►

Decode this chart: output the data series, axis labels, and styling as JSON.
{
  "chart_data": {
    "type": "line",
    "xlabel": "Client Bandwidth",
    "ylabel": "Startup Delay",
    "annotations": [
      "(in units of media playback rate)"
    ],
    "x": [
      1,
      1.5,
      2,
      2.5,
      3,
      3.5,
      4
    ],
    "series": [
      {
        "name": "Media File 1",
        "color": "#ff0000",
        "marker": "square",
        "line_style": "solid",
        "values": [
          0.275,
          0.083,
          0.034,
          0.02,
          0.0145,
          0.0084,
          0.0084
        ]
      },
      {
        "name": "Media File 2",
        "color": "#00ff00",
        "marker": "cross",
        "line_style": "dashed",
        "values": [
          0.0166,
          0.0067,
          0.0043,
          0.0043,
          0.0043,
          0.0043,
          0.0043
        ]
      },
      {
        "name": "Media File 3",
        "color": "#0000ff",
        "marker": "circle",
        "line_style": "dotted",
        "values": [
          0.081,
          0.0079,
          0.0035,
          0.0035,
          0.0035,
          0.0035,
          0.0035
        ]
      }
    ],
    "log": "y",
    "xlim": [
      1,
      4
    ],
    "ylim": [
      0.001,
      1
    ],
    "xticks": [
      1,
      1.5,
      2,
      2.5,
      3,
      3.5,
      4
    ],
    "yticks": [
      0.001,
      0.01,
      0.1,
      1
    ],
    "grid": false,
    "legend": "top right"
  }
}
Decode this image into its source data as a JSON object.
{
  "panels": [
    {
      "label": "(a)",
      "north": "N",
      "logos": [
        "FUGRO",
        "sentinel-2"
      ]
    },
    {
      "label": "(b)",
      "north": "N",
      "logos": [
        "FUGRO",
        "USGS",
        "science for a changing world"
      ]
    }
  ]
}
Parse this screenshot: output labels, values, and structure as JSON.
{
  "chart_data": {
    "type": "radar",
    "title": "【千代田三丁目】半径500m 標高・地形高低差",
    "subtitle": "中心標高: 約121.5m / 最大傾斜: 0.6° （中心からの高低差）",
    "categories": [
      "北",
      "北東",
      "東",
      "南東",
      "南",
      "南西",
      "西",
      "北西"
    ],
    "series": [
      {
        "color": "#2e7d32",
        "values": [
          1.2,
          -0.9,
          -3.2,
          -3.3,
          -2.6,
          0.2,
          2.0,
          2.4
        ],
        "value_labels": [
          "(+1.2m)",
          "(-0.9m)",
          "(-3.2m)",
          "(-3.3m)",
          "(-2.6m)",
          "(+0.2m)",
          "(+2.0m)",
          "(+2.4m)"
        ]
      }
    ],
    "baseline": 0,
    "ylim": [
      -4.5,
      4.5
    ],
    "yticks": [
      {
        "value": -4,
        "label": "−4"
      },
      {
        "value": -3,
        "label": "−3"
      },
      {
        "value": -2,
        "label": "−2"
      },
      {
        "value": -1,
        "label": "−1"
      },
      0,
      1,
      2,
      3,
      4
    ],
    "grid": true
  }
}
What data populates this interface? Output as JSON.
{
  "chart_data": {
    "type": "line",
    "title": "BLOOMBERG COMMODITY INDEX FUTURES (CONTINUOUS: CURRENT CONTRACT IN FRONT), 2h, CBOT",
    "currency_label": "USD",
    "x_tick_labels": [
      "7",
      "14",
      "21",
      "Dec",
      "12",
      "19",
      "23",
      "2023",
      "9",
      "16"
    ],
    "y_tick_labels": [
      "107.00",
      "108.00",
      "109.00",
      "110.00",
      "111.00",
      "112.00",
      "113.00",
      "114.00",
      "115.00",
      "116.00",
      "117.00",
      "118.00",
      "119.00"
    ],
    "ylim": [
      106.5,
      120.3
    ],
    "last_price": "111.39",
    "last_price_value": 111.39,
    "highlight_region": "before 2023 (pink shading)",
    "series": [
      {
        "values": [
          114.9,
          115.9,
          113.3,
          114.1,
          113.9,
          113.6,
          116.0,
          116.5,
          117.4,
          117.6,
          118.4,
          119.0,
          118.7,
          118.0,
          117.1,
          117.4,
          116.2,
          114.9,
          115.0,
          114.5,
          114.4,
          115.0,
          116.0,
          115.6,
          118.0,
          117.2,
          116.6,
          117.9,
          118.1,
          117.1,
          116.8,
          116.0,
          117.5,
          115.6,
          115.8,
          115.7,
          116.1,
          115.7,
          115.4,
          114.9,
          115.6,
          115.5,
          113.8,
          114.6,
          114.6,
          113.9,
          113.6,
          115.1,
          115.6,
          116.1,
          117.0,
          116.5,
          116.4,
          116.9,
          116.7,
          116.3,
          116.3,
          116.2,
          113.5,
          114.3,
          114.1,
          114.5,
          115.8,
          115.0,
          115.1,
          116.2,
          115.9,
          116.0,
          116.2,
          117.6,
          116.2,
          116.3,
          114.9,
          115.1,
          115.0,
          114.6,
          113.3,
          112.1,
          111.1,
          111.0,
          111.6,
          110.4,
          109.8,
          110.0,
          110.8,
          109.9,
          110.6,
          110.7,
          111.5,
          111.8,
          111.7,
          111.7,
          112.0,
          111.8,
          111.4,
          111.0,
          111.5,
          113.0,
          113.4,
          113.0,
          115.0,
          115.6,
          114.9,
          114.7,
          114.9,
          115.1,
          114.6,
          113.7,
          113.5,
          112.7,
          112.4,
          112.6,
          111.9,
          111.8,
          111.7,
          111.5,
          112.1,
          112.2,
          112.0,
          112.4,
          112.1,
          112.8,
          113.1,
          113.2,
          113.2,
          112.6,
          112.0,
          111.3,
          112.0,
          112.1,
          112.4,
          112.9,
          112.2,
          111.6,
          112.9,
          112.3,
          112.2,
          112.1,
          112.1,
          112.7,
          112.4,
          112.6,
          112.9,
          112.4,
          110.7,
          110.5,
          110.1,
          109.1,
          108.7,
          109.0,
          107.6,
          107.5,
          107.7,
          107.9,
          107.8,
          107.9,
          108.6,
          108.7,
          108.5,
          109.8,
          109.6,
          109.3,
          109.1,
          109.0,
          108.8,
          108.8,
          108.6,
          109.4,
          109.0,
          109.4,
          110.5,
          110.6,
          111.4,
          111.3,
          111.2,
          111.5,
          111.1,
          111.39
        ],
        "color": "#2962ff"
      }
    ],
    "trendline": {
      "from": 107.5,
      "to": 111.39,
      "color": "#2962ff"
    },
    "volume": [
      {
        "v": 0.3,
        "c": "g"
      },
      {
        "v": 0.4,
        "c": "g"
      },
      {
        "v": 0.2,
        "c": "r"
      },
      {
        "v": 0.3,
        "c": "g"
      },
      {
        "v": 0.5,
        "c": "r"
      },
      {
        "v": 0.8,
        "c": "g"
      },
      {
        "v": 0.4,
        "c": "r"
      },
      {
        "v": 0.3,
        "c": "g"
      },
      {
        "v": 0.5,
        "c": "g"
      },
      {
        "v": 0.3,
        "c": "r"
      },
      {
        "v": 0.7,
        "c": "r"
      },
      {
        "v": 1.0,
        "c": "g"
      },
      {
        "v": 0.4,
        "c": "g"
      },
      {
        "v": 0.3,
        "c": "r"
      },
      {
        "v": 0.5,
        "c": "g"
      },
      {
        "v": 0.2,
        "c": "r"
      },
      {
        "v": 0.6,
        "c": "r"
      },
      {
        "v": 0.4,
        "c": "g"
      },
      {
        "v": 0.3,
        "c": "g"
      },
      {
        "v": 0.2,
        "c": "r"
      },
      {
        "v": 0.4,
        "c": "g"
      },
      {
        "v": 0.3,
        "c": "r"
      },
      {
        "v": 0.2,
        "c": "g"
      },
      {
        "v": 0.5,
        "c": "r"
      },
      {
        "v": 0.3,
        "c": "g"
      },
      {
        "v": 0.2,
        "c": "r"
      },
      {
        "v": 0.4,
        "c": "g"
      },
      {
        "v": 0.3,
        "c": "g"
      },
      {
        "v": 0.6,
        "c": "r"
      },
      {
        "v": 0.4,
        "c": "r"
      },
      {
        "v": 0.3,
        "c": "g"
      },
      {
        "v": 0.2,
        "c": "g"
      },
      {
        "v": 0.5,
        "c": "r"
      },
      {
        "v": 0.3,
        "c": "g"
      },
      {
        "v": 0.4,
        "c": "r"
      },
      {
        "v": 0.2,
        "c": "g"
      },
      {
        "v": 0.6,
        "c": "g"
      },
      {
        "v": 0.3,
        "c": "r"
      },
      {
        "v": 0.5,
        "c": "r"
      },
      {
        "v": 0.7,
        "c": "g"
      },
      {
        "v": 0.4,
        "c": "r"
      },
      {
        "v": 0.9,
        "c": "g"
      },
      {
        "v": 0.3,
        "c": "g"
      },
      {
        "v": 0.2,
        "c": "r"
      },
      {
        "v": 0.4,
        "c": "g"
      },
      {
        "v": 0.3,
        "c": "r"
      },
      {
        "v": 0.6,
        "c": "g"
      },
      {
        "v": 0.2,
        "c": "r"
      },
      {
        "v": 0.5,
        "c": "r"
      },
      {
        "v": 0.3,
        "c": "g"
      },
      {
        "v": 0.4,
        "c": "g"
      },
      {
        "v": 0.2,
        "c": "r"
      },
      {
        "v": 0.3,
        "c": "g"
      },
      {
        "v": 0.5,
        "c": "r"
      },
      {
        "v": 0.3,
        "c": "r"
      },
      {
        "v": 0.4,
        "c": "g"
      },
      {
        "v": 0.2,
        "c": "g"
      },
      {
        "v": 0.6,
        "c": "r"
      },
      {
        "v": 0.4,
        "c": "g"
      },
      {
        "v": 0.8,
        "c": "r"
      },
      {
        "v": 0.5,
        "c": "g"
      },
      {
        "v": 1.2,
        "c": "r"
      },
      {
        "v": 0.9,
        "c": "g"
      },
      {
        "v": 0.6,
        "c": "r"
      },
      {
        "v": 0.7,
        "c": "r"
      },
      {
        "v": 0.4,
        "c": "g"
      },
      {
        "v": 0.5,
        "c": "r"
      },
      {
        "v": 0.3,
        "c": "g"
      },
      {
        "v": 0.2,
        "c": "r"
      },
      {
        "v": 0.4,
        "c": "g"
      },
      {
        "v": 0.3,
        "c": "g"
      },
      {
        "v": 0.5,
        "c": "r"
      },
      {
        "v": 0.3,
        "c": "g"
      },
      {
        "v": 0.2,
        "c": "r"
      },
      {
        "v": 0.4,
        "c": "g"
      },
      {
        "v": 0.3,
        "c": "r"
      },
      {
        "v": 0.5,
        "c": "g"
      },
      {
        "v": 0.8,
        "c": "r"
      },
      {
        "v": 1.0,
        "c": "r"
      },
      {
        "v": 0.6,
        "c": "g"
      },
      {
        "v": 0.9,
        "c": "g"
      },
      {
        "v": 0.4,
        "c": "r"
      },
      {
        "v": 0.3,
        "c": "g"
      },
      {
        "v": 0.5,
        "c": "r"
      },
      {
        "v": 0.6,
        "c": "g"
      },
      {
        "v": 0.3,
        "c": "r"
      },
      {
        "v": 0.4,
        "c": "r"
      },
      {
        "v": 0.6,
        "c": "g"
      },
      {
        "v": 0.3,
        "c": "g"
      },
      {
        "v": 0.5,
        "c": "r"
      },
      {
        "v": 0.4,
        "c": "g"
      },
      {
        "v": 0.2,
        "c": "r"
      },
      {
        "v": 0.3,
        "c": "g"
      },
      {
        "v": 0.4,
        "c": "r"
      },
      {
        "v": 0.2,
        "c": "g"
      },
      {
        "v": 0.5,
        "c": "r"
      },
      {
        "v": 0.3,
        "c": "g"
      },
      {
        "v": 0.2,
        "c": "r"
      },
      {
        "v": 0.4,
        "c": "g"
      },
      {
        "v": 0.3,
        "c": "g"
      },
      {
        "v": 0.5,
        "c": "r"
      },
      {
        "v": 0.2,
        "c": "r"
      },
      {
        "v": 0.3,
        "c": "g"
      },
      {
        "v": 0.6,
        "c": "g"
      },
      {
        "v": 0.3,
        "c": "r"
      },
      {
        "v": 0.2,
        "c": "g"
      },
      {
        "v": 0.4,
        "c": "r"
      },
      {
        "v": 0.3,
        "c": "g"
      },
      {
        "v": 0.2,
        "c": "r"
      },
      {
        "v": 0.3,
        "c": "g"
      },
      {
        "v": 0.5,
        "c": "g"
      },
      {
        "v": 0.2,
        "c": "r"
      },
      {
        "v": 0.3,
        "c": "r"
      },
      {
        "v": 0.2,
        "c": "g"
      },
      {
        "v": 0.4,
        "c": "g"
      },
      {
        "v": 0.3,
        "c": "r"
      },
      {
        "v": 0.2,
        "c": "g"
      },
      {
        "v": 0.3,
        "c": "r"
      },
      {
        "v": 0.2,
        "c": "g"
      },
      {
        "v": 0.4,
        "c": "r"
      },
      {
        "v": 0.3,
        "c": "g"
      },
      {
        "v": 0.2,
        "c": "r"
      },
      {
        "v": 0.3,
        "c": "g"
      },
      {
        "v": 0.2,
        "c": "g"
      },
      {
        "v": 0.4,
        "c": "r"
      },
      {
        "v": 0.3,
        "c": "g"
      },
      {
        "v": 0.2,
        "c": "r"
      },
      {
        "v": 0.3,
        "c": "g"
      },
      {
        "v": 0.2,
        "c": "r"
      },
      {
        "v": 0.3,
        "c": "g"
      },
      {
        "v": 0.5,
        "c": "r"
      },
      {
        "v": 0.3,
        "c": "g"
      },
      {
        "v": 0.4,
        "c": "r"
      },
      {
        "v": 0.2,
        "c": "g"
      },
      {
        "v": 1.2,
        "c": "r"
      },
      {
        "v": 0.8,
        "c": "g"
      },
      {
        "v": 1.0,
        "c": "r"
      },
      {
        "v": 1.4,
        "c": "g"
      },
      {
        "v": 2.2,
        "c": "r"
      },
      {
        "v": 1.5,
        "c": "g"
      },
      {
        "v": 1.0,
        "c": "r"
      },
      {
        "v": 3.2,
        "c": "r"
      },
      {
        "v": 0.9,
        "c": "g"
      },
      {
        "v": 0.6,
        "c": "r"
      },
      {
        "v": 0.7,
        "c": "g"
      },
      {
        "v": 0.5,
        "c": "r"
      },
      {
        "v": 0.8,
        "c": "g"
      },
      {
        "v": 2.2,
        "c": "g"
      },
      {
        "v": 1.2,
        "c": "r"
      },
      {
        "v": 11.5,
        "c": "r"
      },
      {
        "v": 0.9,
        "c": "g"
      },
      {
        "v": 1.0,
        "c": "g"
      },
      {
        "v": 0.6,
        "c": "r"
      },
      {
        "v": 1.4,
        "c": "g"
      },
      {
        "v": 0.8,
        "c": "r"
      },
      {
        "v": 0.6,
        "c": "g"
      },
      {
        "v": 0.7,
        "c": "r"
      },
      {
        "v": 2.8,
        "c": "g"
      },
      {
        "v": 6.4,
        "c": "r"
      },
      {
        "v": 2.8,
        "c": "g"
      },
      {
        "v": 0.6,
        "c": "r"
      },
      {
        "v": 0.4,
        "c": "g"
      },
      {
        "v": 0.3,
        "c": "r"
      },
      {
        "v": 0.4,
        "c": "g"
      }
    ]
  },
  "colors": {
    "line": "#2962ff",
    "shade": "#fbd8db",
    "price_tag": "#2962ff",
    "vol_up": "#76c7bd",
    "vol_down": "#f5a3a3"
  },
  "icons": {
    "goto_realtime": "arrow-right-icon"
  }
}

◄

Objective
Filter the entries down to the lines with the word "JSON" in them.

Task solution
Decode this chart: output the data series, axis labels, and styling as JSON.
Decode this image into its source data as a JSON object.
Parse this screenshot: output labels, values, and structure as JSON.
What data populates this interface? Output as JSON.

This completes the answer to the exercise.